_Information given:_
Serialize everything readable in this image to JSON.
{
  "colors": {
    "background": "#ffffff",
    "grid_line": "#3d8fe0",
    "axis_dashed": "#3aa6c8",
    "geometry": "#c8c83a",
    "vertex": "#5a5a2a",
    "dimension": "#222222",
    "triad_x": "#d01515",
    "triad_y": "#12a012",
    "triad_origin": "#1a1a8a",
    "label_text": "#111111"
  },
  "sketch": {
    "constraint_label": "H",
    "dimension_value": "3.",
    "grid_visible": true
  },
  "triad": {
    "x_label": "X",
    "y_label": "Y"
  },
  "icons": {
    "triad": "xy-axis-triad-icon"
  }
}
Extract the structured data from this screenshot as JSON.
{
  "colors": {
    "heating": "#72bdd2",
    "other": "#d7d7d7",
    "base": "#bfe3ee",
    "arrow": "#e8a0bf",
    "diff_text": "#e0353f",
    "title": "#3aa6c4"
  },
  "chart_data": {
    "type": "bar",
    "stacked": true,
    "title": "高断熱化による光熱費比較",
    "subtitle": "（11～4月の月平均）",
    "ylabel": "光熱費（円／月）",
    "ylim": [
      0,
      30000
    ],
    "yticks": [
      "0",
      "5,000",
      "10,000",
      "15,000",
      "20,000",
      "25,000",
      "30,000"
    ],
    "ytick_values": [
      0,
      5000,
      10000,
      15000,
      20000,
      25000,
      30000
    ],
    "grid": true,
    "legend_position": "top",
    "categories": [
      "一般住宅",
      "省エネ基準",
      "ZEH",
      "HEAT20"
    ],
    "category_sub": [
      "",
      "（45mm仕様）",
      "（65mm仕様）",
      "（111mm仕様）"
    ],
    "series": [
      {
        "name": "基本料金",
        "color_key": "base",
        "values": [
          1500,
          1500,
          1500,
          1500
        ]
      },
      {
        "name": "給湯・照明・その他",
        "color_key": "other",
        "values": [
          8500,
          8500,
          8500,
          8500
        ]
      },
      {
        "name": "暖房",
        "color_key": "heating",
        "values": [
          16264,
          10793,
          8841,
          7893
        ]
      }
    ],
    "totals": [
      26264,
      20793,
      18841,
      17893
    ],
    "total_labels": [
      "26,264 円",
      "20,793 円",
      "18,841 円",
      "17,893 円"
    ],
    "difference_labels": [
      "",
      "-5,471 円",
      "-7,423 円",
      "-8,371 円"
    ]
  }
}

_Set problem:_ Count the lines in the entries that hold the word "this", and give nothing but the total.

_Task result:_ 2